Using the material below, copy every line where "from" appears.

(EXERCISE INPUTS):
##############################
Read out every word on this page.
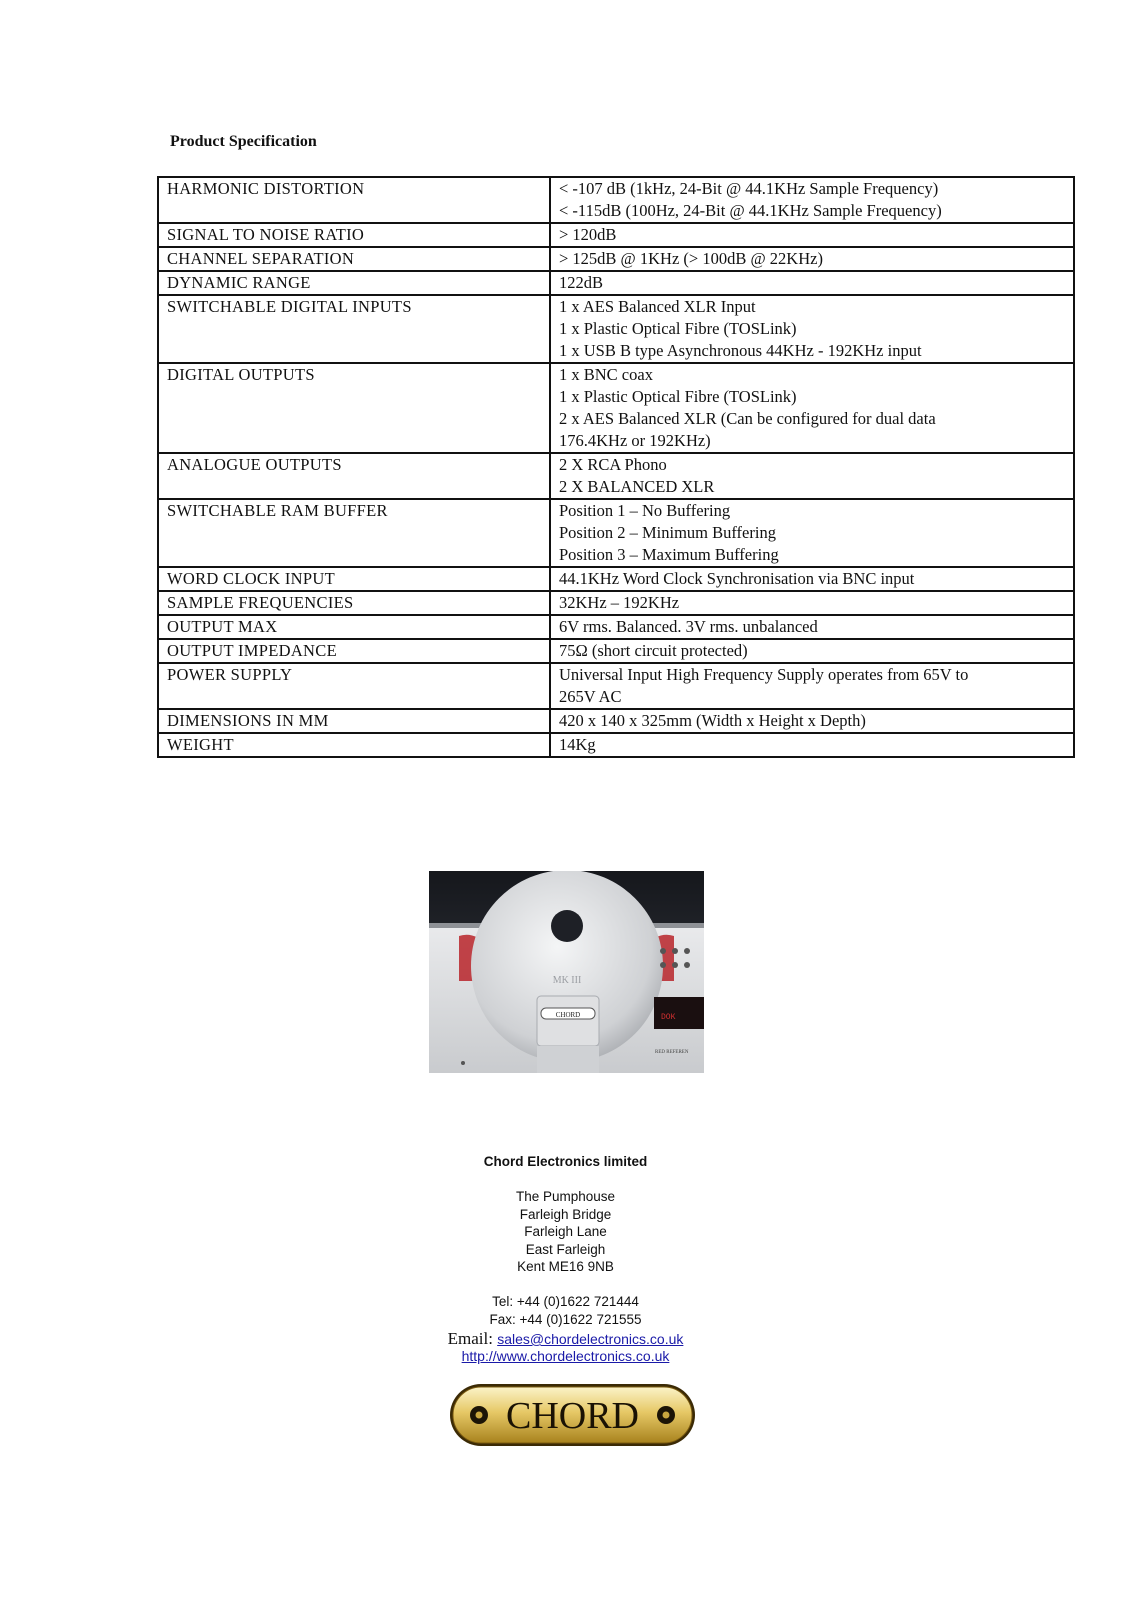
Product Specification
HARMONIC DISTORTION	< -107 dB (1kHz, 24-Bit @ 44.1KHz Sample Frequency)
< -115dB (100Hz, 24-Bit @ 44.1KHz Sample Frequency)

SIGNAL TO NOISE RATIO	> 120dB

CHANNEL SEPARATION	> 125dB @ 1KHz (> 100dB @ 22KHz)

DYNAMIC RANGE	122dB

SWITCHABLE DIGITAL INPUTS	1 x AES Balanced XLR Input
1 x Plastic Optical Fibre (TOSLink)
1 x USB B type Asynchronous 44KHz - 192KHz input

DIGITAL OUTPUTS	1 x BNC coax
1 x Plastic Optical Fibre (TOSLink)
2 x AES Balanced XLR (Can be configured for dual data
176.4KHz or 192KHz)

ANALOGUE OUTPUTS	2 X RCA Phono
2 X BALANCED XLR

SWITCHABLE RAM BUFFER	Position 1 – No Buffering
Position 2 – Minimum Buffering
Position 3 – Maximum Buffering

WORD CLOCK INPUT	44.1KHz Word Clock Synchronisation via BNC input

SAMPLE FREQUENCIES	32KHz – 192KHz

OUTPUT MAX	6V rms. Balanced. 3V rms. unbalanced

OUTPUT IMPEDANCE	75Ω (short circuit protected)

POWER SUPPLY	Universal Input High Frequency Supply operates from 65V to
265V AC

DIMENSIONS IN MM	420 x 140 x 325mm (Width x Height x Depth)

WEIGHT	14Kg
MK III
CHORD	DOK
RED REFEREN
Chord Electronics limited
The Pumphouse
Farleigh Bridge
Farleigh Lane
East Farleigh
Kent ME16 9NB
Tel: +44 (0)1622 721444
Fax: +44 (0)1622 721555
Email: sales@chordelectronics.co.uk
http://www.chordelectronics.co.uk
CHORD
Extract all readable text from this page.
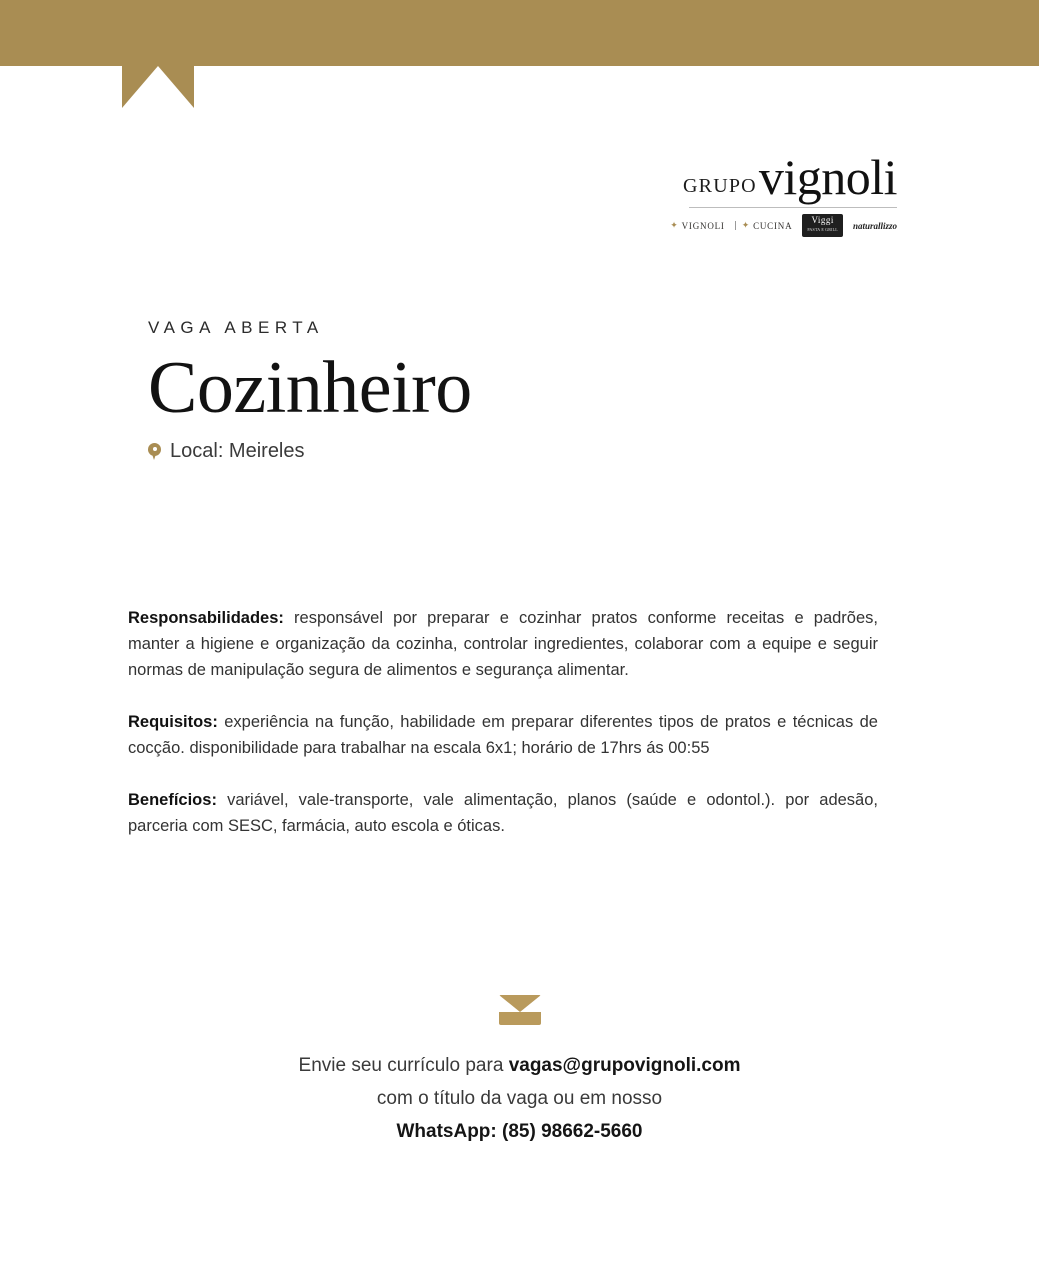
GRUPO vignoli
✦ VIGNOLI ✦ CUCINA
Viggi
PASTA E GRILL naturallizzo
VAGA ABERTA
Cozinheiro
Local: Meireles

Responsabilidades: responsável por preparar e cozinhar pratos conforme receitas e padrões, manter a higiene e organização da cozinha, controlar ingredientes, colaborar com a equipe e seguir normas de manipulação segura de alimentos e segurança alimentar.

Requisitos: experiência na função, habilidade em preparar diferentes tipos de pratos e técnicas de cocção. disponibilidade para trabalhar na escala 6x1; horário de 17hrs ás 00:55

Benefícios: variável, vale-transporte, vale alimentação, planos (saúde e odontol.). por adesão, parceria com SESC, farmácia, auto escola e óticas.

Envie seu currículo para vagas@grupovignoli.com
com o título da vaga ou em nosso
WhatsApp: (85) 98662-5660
##############################
(THE COMPLETED TASK):
POWER SUPPLY	Universal Input High Frequency Supply operates from 65V to
Extract all readable text from this page.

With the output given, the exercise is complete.